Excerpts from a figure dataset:
————————
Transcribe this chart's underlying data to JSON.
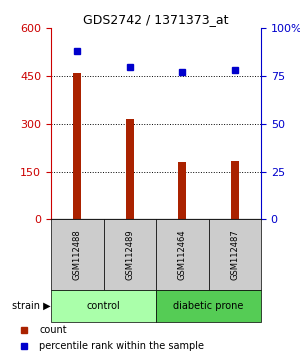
{
  "title": "GDS2742 / 1371373_at",
  "samples": [
    "GSM112488",
    "GSM112489",
    "GSM112464",
    "GSM112487"
  ],
  "counts": [
    460,
    315,
    180,
    185
  ],
  "percentiles": [
    88,
    80,
    77,
    78
  ],
  "groups": [
    {
      "label": "control",
      "indices": [
        0,
        1
      ],
      "color": "#aaffaa"
    },
    {
      "label": "diabetic prone",
      "indices": [
        2,
        3
      ],
      "color": "#55cc55"
    }
  ],
  "bar_color": "#aa2200",
  "point_color": "#0000cc",
  "left_ylim": [
    0,
    600
  ],
  "left_yticks": [
    0,
    150,
    300,
    450,
    600
  ],
  "right_ylim": [
    0,
    100
  ],
  "right_yticks": [
    0,
    25,
    50,
    75,
    100
  ],
  "right_yticklabels": [
    "0",
    "25",
    "50",
    "75",
    "100%"
  ],
  "left_tick_color": "#cc0000",
  "right_tick_color": "#0000cc",
  "grid_color": "#000000",
  "background_color": "#ffffff",
  "label_area_color": "#cccccc",
  "strain_label": "strain",
  "legend_count_label": "count",
  "legend_pct_label": "percentile rank within the sample"
}
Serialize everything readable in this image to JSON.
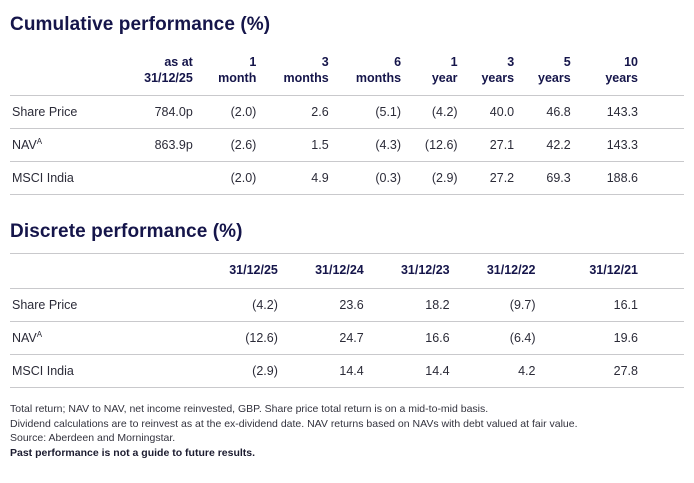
{
  "cumulative": {
    "title": "Cumulative performance (%)",
    "columns": [
      {
        "l1": "as at",
        "l2": "31/12/25"
      },
      {
        "l1": "1",
        "l2": "month"
      },
      {
        "l1": "3",
        "l2": "months"
      },
      {
        "l1": "6",
        "l2": "months"
      },
      {
        "l1": "1",
        "l2": "year"
      },
      {
        "l1": "3",
        "l2": "years"
      },
      {
        "l1": "5",
        "l2": "years"
      },
      {
        "l1": "10",
        "l2": "years"
      }
    ],
    "rows": [
      {
        "label": "Share Price",
        "sup": "",
        "values": [
          "784.0p",
          "(2.0)",
          "2.6",
          "(5.1)",
          "(4.2)",
          "40.0",
          "46.8",
          "143.3"
        ]
      },
      {
        "label": "NAV",
        "sup": "A",
        "values": [
          "863.9p",
          "(2.6)",
          "1.5",
          "(4.3)",
          "(12.6)",
          "27.1",
          "42.2",
          "143.3"
        ]
      },
      {
        "label": "MSCI India",
        "sup": "",
        "values": [
          "",
          "(2.0)",
          "4.9",
          "(0.3)",
          "(2.9)",
          "27.2",
          "69.3",
          "188.6"
        ]
      }
    ]
  },
  "discrete": {
    "title": "Discrete performance (%)",
    "columns": [
      "31/12/25",
      "31/12/24",
      "31/12/23",
      "31/12/22",
      "31/12/21"
    ],
    "rows": [
      {
        "label": "Share Price",
        "sup": "",
        "values": [
          "(4.2)",
          "23.6",
          "18.2",
          "(9.7)",
          "16.1"
        ]
      },
      {
        "label": "NAV",
        "sup": "A",
        "values": [
          "(12.6)",
          "24.7",
          "16.6",
          "(6.4)",
          "19.6"
        ]
      },
      {
        "label": "MSCI India",
        "sup": "",
        "values": [
          "(2.9)",
          "14.4",
          "14.4",
          "4.2",
          "27.8"
        ]
      }
    ]
  },
  "footnotes": {
    "line1": "Total return; NAV to NAV, net income reinvested, GBP. Share price total return is on a mid-to-mid basis.",
    "line2": "Dividend calculations are to reinvest as at the ex-dividend date. NAV returns based on NAVs with debt valued at fair value.",
    "line3": "Source: Aberdeen and Morningstar.",
    "line4": "Past performance is not a guide to future results."
  },
  "colors": {
    "heading": "#15154a",
    "body_text": "#2b2b38",
    "rule": "#c9c9cc"
  }
}
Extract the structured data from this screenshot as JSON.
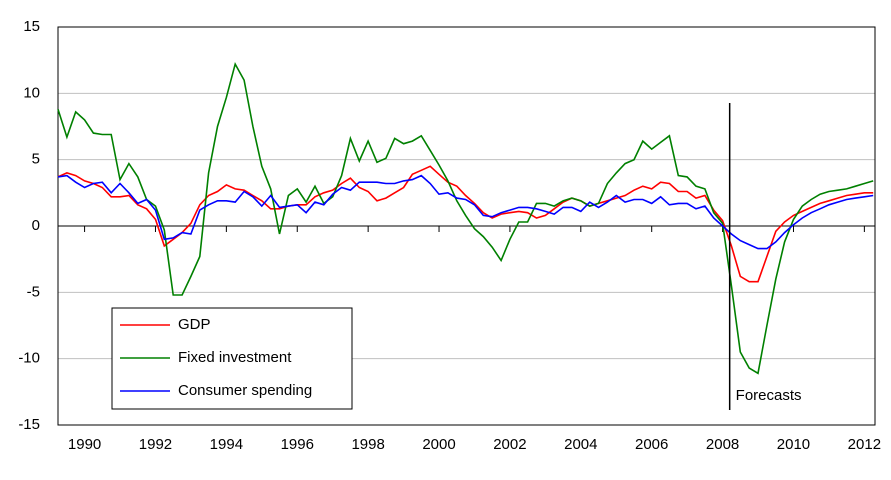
{
  "chart_data": {
    "type": "line",
    "x": [
      1989.25,
      1989.5,
      1989.75,
      1990,
      1990.25,
      1990.5,
      1990.75,
      1991,
      1991.25,
      1991.5,
      1991.75,
      1992,
      1992.25,
      1992.5,
      1992.75,
      1993,
      1993.25,
      1993.5,
      1993.75,
      1994,
      1994.25,
      1994.5,
      1994.75,
      1995,
      1995.25,
      1995.5,
      1995.75,
      1996,
      1996.25,
      1996.5,
      1996.75,
      1997,
      1997.25,
      1997.5,
      1997.75,
      1998,
      1998.25,
      1998.5,
      1998.75,
      1999,
      1999.25,
      1999.5,
      1999.75,
      2000,
      2000.25,
      2000.5,
      2000.75,
      2001,
      2001.25,
      2001.5,
      2001.75,
      2002,
      2002.25,
      2002.5,
      2002.75,
      2003,
      2003.25,
      2003.5,
      2003.75,
      2004,
      2004.25,
      2004.5,
      2004.75,
      2005,
      2005.25,
      2005.5,
      2005.75,
      2006,
      2006.25,
      2006.5,
      2006.75,
      2007,
      2007.25,
      2007.5,
      2007.75,
      2008,
      2008.25,
      2008.5,
      2008.75,
      2009,
      2009.25,
      2009.5,
      2009.75,
      2010,
      2010.25,
      2010.5,
      2010.75,
      2011,
      2011.25,
      2011.5,
      2011.75,
      2012,
      2012.25
    ],
    "series": [
      {
        "name": "GDP",
        "color": "#ff0000",
        "values": [
          3.7,
          4.0,
          3.8,
          3.4,
          3.2,
          2.9,
          2.2,
          2.2,
          2.3,
          1.6,
          1.3,
          0.5,
          -1.5,
          -1.0,
          -0.5,
          0.2,
          1.6,
          2.3,
          2.6,
          3.1,
          2.8,
          2.7,
          2.3,
          1.9,
          1.3,
          1.3,
          1.5,
          1.6,
          1.6,
          2.2,
          2.5,
          2.7,
          3.2,
          3.6,
          2.9,
          2.6,
          1.9,
          2.1,
          2.5,
          2.9,
          3.9,
          4.2,
          4.5,
          3.9,
          3.3,
          3.0,
          2.3,
          1.7,
          1.0,
          0.6,
          0.9,
          1.0,
          1.1,
          1.0,
          0.6,
          0.8,
          1.3,
          1.8,
          2.1,
          1.9,
          1.5,
          1.7,
          1.9,
          2.1,
          2.3,
          2.7,
          3.0,
          2.8,
          3.3,
          3.2,
          2.6,
          2.6,
          2.1,
          2.3,
          1.2,
          0.4,
          -1.5,
          -3.8,
          -4.2,
          -4.2,
          -2.3,
          -0.4,
          0.3,
          0.8,
          1.1,
          1.4,
          1.7,
          1.9,
          2.1,
          2.3,
          2.4,
          2.5,
          2.5
        ]
      },
      {
        "name": "Fixed investment",
        "color": "#008000",
        "values": [
          8.8,
          6.7,
          8.6,
          8.0,
          7.0,
          6.9,
          6.9,
          3.5,
          4.7,
          3.7,
          2.0,
          1.5,
          -0.3,
          -5.2,
          -5.2,
          -3.8,
          -2.3,
          4.0,
          7.5,
          9.7,
          12.2,
          11.0,
          7.5,
          4.5,
          2.8,
          -0.6,
          2.3,
          2.8,
          1.8,
          3.0,
          1.7,
          2.2,
          3.8,
          6.6,
          4.9,
          6.4,
          4.8,
          5.1,
          6.6,
          6.2,
          6.4,
          6.8,
          5.7,
          4.6,
          3.4,
          1.9,
          0.8,
          -0.2,
          -0.8,
          -1.6,
          -2.6,
          -1.0,
          0.3,
          0.3,
          1.7,
          1.7,
          1.5,
          1.9,
          2.1,
          1.9,
          1.5,
          1.7,
          3.2,
          4.0,
          4.7,
          5.0,
          6.4,
          5.8,
          6.3,
          6.8,
          3.8,
          3.7,
          3.0,
          2.8,
          1.0,
          0.2,
          -4.5,
          -9.5,
          -10.7,
          -11.1,
          -7.5,
          -4.0,
          -1.2,
          0.5,
          1.5,
          2.0,
          2.4,
          2.6,
          2.7,
          2.8,
          3.0,
          3.2,
          3.4
        ]
      },
      {
        "name": "Consumer spending",
        "color": "#0000ff",
        "values": [
          3.7,
          3.8,
          3.3,
          2.9,
          3.2,
          3.3,
          2.5,
          3.2,
          2.5,
          1.7,
          2.0,
          1.2,
          -1.0,
          -0.9,
          -0.5,
          -0.6,
          1.2,
          1.6,
          1.9,
          1.9,
          1.8,
          2.6,
          2.2,
          1.5,
          2.3,
          1.4,
          1.5,
          1.6,
          1.0,
          1.8,
          1.6,
          2.4,
          2.9,
          2.7,
          3.3,
          3.3,
          3.3,
          3.2,
          3.2,
          3.4,
          3.5,
          3.8,
          3.2,
          2.4,
          2.5,
          2.1,
          2.0,
          1.6,
          0.8,
          0.7,
          1.0,
          1.2,
          1.4,
          1.4,
          1.3,
          1.1,
          0.9,
          1.4,
          1.4,
          1.1,
          1.8,
          1.4,
          1.8,
          2.3,
          1.8,
          2.0,
          2.0,
          1.7,
          2.2,
          1.6,
          1.7,
          1.7,
          1.3,
          1.5,
          0.6,
          0.0,
          -0.6,
          -1.1,
          -1.4,
          -1.7,
          -1.7,
          -1.2,
          -0.5,
          0.1,
          0.6,
          1.0,
          1.3,
          1.6,
          1.8,
          2.0,
          2.1,
          2.2,
          2.3
        ]
      }
    ],
    "xlim": [
      1989.25,
      2012.3
    ],
    "xticks": [
      1990,
      1992,
      1994,
      1996,
      1998,
      2000,
      2002,
      2004,
      2006,
      2008,
      2010,
      2012
    ],
    "ylim": [
      -15,
      15
    ],
    "yticks": [
      -15,
      -10,
      -5,
      0,
      5,
      10,
      15
    ],
    "grid": true,
    "legend": "lower-left",
    "annotations": [
      {
        "text": "Forecasts",
        "x": 2008.2
      }
    ]
  }
}
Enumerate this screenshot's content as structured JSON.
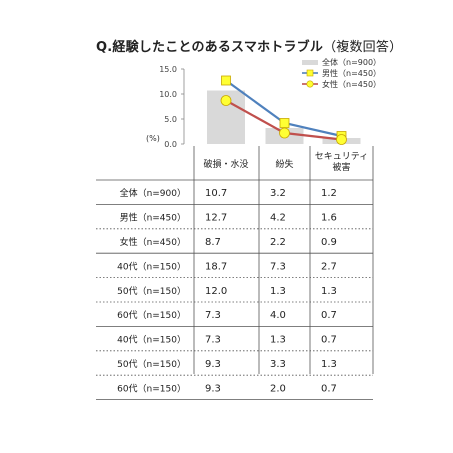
{
  "title": "Q.経験したことのあるスマホトラブル",
  "title_sub": "（複数回答）",
  "unit_label": "(%)",
  "chart_data": {
    "type": "bar",
    "categories": [
      "破損・水没",
      "紛失",
      "セキュリティ被害"
    ],
    "category_lines": [
      [
        "破損・水没"
      ],
      [
        "紛失"
      ],
      [
        "セキュリティ",
        "被害"
      ]
    ],
    "ylim": [
      0,
      15
    ],
    "yticks": [
      "0.0",
      "5.0",
      "10.0",
      "15.0"
    ],
    "series": [
      {
        "name": "全体（n=900）",
        "kind": "bar",
        "color": "#d9d9d9",
        "values": [
          10.7,
          3.2,
          1.2
        ]
      },
      {
        "name": "男性（n=450）",
        "kind": "line",
        "color": "#4f81bd",
        "marker": "square",
        "marker_color": "#ffff33",
        "values": [
          12.7,
          4.2,
          1.6
        ]
      },
      {
        "name": "女性（n=450）",
        "kind": "line",
        "color": "#c0504d",
        "marker": "circle",
        "marker_color": "#ffff33",
        "values": [
          8.7,
          2.2,
          0.9
        ]
      }
    ],
    "legend_position": "top-right"
  },
  "table": {
    "rows": [
      {
        "label": "全体（n=900）",
        "values": [
          "10.7",
          "3.2",
          "1.2"
        ],
        "sep": "solid"
      },
      {
        "label": "男性（n=450）",
        "values": [
          "12.7",
          "4.2",
          "1.6"
        ],
        "sep": "dotted"
      },
      {
        "label": "女性（n=450）",
        "values": [
          "8.7",
          "2.2",
          "0.9"
        ],
        "sep": "solid"
      },
      {
        "label": "40代（n=150）",
        "values": [
          "18.7",
          "7.3",
          "2.7"
        ],
        "sep": "dotted"
      },
      {
        "label": "50代（n=150）",
        "values": [
          "12.0",
          "1.3",
          "1.3"
        ],
        "sep": "dotted"
      },
      {
        "label": "60代（n=150）",
        "values": [
          "7.3",
          "4.0",
          "0.7"
        ],
        "sep": "solid"
      },
      {
        "label": "40代（n=150）",
        "values": [
          "7.3",
          "1.3",
          "0.7"
        ],
        "sep": "dotted"
      },
      {
        "label": "50代（n=150）",
        "values": [
          "9.3",
          "3.3",
          "1.3"
        ],
        "sep": "dotted"
      },
      {
        "label": "60代（n=150）",
        "values": [
          "9.3",
          "2.0",
          "0.7"
        ],
        "sep": "solid"
      }
    ]
  }
}
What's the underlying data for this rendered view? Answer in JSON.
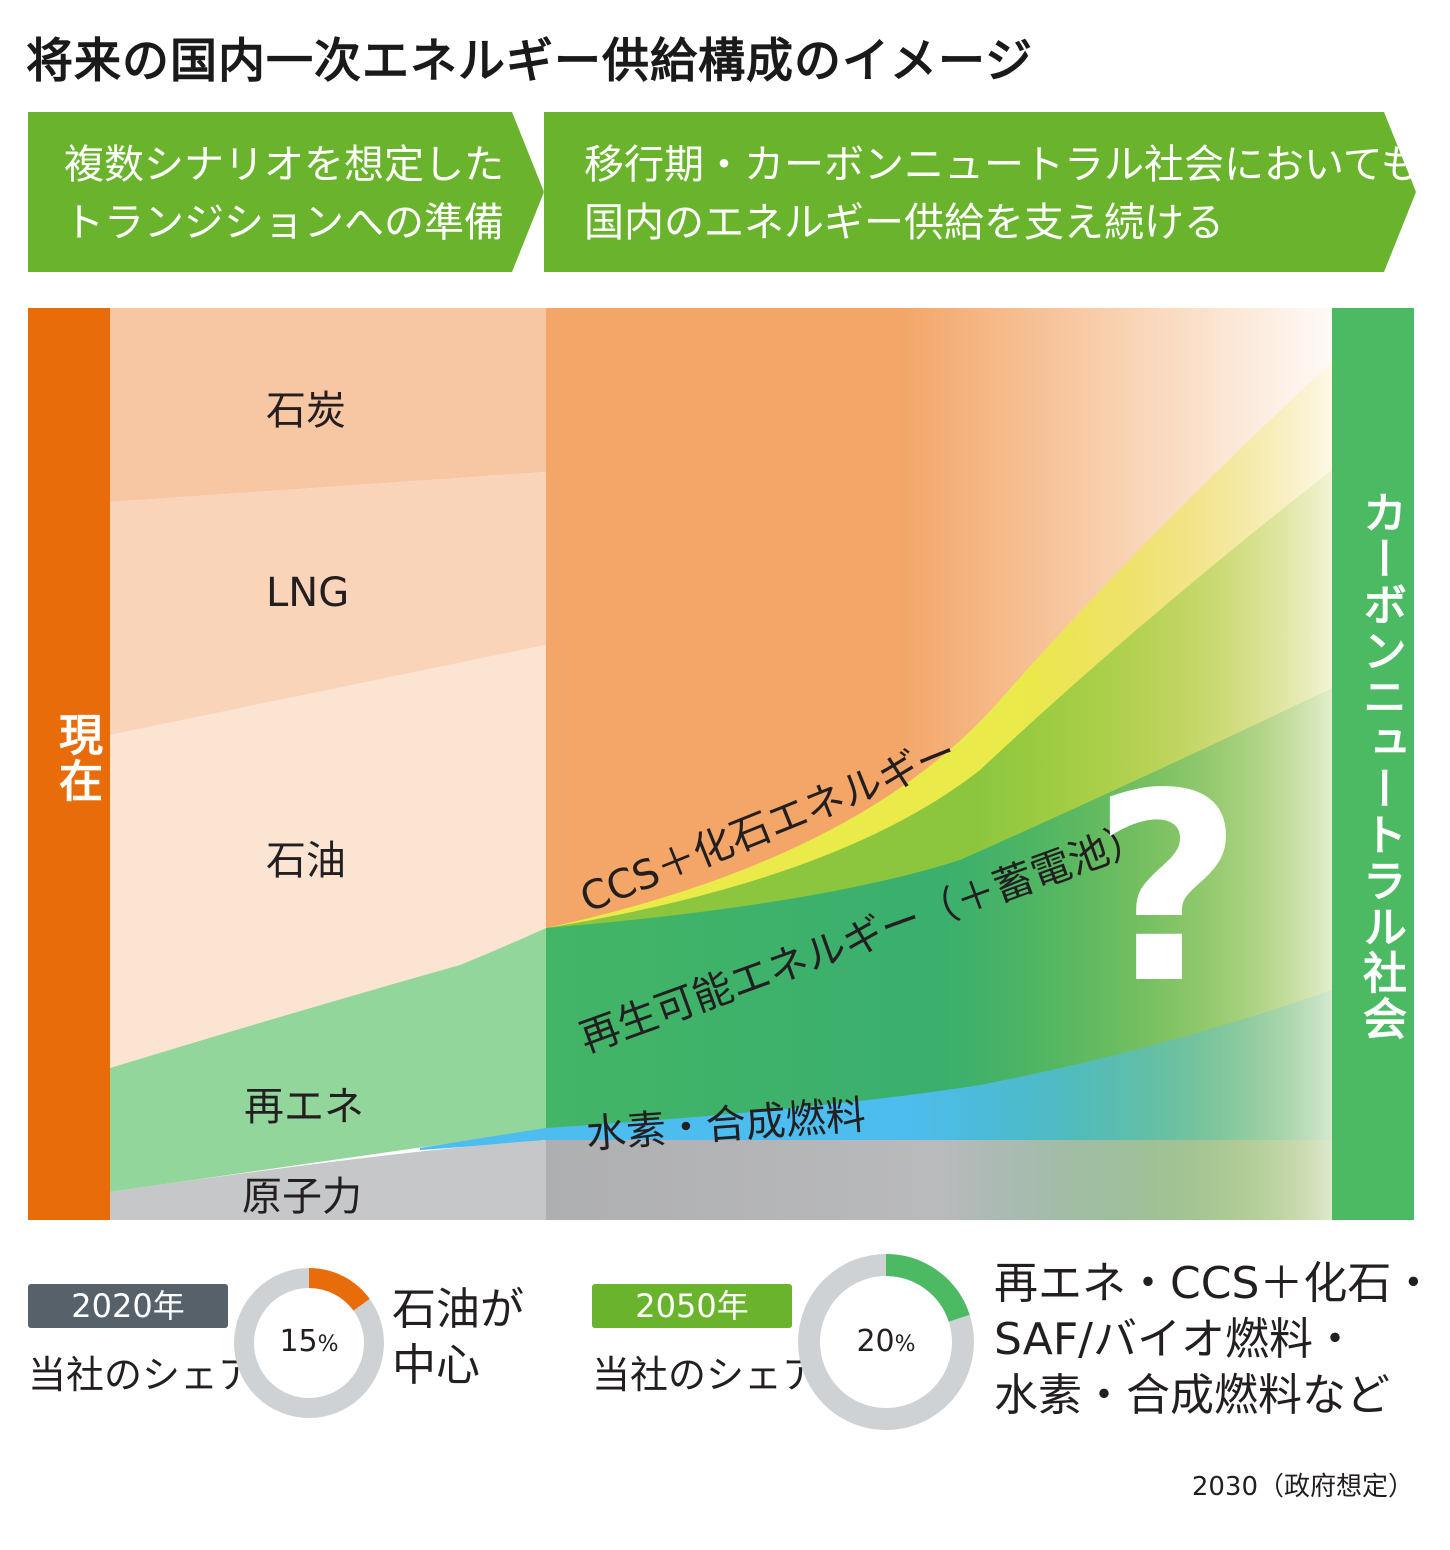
————————
## Aim
Using the listing above, pull out all lines that hold the word "structured".

## Solution
Extract the structured data from this screenshot as JSON.
Enumerate this screenshot's content as structured JSON.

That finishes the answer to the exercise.